--- Working data ---
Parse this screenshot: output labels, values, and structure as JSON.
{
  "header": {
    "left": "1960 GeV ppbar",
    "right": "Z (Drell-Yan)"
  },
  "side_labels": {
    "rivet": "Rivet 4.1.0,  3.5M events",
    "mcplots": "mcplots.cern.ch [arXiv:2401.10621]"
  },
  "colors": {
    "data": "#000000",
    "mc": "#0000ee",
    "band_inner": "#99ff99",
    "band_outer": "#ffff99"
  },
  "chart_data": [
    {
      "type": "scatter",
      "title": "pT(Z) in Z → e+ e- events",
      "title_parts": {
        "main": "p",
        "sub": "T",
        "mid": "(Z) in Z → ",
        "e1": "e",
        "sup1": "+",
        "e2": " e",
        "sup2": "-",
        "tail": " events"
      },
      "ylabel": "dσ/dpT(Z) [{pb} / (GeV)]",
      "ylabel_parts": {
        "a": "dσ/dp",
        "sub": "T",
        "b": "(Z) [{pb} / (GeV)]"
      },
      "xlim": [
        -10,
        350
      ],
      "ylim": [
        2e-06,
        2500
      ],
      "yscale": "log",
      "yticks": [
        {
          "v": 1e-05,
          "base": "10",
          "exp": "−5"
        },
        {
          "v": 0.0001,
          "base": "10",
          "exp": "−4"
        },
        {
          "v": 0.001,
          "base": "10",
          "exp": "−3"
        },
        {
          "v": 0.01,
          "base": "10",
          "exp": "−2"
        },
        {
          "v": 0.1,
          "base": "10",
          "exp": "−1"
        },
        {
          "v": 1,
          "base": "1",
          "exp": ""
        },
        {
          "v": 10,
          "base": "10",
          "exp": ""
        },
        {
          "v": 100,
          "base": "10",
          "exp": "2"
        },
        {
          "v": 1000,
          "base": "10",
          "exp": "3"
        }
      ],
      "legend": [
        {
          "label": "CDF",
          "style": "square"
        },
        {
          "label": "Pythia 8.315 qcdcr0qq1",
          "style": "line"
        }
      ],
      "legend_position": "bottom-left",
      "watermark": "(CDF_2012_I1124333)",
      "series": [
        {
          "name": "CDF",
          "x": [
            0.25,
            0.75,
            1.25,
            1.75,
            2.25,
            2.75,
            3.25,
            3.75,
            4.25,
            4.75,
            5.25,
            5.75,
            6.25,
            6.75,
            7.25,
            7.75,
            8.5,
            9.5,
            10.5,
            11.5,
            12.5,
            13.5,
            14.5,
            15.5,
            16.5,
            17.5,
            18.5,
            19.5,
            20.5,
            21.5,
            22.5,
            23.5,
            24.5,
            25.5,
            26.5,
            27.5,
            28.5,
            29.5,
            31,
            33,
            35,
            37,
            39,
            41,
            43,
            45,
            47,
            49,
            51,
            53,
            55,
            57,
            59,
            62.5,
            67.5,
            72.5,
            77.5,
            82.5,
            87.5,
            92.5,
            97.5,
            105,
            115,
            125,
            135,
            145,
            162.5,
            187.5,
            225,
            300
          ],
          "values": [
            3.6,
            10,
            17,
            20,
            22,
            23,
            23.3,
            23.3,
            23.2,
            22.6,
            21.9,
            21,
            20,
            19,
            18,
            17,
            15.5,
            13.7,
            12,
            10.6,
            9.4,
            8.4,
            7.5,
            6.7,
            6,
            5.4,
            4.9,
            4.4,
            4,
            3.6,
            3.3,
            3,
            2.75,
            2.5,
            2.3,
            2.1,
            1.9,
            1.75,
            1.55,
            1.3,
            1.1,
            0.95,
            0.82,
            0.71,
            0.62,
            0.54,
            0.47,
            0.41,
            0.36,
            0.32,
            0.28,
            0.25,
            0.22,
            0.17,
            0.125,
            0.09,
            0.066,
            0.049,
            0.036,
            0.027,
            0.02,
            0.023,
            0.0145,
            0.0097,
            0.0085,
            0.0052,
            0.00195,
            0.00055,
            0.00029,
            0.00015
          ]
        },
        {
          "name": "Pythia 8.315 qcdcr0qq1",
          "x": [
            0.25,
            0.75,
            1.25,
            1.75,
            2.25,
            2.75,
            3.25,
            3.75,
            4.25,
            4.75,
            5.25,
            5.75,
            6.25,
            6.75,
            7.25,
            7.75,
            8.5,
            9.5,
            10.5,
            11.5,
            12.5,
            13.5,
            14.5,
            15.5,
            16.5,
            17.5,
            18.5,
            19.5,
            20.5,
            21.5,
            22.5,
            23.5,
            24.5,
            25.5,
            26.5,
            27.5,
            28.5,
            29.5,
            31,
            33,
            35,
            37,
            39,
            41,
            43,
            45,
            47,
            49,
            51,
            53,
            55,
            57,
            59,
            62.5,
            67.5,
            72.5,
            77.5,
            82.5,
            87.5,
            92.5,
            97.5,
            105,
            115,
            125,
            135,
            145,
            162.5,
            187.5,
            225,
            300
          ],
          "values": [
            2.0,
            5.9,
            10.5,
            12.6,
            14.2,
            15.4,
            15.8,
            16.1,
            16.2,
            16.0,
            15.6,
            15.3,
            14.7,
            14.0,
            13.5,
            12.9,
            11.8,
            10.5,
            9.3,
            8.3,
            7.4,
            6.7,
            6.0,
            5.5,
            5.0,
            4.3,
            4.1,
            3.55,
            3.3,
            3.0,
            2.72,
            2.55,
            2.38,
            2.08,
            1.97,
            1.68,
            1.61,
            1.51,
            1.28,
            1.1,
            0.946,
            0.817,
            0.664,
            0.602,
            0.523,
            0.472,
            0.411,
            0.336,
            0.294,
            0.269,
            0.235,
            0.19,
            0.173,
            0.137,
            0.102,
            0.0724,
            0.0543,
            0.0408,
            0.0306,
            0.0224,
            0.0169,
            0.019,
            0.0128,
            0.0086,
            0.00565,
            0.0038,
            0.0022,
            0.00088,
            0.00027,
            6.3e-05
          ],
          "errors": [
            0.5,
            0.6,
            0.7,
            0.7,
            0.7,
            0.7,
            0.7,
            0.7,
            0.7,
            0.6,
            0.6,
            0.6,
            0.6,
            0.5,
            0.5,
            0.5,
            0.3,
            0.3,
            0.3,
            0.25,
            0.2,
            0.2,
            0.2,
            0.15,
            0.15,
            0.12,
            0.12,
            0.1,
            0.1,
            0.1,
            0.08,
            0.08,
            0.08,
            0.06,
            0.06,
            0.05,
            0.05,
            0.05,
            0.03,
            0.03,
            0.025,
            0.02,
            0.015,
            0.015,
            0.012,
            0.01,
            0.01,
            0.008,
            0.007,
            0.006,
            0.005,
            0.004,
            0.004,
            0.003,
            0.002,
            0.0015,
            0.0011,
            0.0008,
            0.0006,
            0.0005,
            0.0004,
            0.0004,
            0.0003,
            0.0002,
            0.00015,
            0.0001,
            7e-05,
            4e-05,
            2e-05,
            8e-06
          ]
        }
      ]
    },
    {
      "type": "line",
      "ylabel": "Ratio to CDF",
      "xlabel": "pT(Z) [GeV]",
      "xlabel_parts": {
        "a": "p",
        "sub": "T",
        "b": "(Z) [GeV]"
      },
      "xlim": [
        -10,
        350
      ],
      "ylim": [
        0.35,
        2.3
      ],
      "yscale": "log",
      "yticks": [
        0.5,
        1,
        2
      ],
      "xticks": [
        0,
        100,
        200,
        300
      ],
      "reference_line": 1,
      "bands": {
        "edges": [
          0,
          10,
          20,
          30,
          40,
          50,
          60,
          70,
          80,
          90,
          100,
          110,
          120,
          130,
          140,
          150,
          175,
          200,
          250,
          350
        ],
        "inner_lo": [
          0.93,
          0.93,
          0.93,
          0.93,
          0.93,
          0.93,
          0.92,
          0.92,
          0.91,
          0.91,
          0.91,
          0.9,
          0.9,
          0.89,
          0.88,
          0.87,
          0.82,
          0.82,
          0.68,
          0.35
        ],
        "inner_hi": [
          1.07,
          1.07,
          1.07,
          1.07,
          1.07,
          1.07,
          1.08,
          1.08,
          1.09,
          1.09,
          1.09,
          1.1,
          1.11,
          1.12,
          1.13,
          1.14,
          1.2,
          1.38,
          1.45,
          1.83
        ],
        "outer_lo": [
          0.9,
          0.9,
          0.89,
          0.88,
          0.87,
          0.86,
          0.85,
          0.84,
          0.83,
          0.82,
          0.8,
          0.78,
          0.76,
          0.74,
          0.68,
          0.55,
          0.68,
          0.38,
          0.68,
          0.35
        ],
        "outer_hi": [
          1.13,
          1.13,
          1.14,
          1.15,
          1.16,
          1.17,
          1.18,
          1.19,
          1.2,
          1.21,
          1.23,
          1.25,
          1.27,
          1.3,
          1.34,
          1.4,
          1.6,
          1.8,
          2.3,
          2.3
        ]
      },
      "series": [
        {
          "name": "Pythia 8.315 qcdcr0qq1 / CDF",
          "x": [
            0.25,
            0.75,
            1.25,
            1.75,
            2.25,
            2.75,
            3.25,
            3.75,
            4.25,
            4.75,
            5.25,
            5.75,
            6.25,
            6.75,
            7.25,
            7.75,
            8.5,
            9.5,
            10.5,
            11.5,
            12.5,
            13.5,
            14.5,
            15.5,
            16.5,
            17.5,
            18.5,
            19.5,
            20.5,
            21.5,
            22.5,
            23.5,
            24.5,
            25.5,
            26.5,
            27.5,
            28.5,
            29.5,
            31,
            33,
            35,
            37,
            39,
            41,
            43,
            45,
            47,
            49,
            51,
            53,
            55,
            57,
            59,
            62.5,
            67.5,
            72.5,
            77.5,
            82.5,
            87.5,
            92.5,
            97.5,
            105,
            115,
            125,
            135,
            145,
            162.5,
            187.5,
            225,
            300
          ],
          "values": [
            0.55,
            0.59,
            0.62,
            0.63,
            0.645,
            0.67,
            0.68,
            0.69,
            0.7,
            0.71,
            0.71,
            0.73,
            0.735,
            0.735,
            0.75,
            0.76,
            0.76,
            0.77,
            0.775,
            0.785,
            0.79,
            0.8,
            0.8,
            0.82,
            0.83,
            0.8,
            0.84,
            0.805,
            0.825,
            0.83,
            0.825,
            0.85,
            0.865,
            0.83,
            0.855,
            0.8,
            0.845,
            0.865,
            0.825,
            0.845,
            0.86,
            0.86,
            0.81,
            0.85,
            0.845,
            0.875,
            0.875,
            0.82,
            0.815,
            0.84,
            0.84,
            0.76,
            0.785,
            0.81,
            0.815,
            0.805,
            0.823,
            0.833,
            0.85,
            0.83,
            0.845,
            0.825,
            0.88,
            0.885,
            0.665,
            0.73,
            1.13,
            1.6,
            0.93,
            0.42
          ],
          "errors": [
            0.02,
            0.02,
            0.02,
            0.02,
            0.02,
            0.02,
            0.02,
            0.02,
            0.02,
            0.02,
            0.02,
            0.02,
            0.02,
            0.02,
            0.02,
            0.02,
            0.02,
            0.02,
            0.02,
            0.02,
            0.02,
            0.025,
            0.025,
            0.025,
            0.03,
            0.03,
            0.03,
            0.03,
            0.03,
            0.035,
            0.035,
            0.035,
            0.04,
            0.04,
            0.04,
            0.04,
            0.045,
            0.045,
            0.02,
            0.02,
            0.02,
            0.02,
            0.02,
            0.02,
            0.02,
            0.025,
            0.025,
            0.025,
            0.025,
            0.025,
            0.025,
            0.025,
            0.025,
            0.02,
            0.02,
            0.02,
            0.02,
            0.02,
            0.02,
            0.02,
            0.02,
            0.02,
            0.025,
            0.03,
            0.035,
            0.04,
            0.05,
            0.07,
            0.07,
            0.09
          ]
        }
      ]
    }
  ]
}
---
# Written request:
Going through the data, tally the lines containing "Pythia" and report only the result.

# Answer:
3